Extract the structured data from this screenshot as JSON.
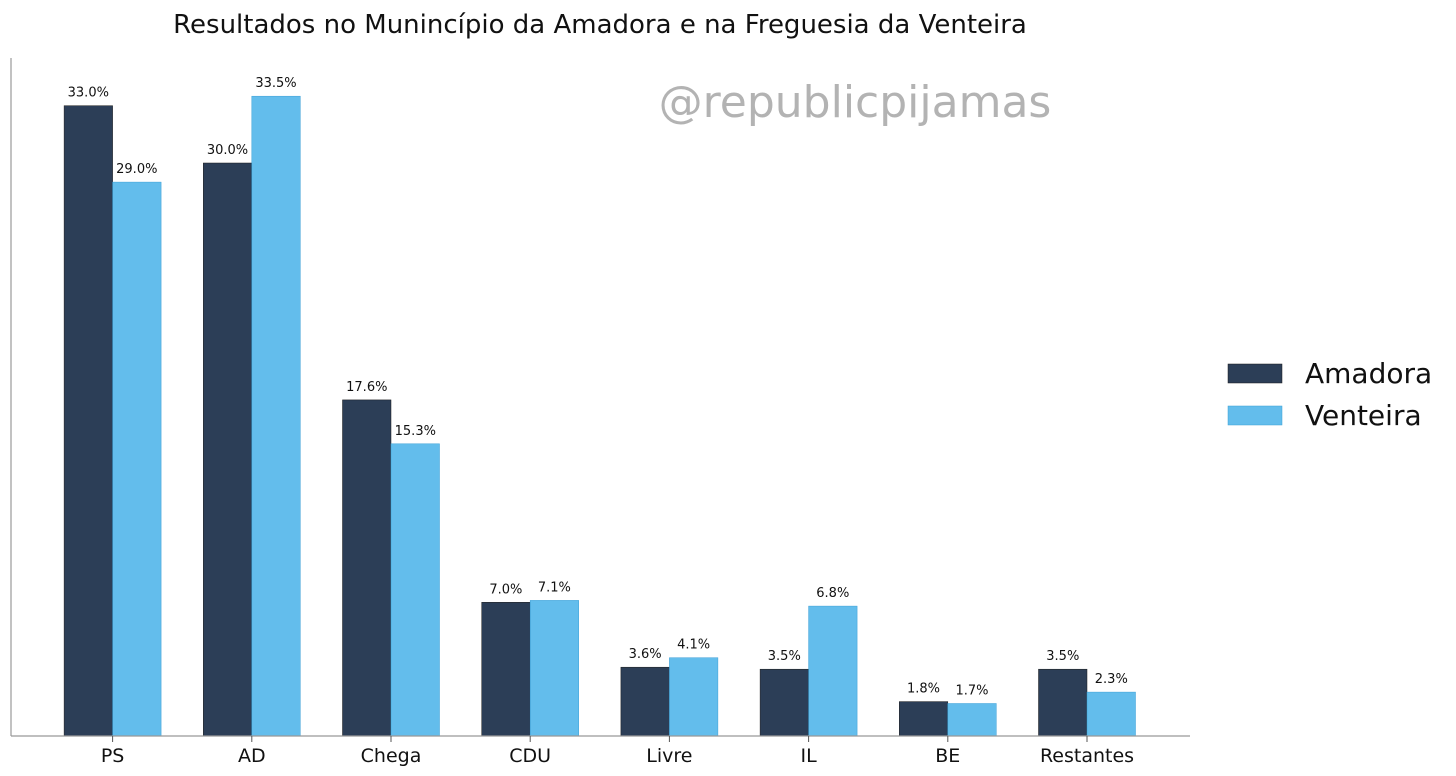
{
  "chart_data": {
    "type": "bar",
    "title": "Resultados no Munincípio da Amadora e na Freguesia da Venteira",
    "watermark": "@republicpijamas",
    "categories": [
      "PS",
      "AD",
      "Chega",
      "CDU",
      "Livre",
      "IL",
      "BE",
      "Restantes"
    ],
    "series": [
      {
        "name": "Amadora",
        "color": "#2c3e57",
        "values": [
          33.0,
          30.0,
          17.6,
          7.0,
          3.6,
          3.5,
          1.8,
          3.5
        ],
        "labels": [
          "33.0%",
          "30.0%",
          "17.6%",
          "7.0%",
          "3.6%",
          "3.5%",
          "1.8%",
          "3.5%"
        ]
      },
      {
        "name": "Venteira",
        "color": "#63bdec",
        "values": [
          29.0,
          33.5,
          15.3,
          7.1,
          4.1,
          6.8,
          1.7,
          2.3
        ],
        "labels": [
          "29.0%",
          "33.5%",
          "15.3%",
          "7.1%",
          "4.1%",
          "6.8%",
          "1.7%",
          "2.3%"
        ]
      }
    ],
    "xlabel": "",
    "ylabel": "",
    "ylim": [
      0,
      35.5
    ],
    "legend_position": "right",
    "grid": false
  }
}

--------------------

- [Given instruction]: Every line of the listing that holds "Amadora" should be found and copied.

- [Answer below]:
    "title": "Resultados no Munincípio da Amadora e na Freguesia da Venteira",
        "name": "Amadora",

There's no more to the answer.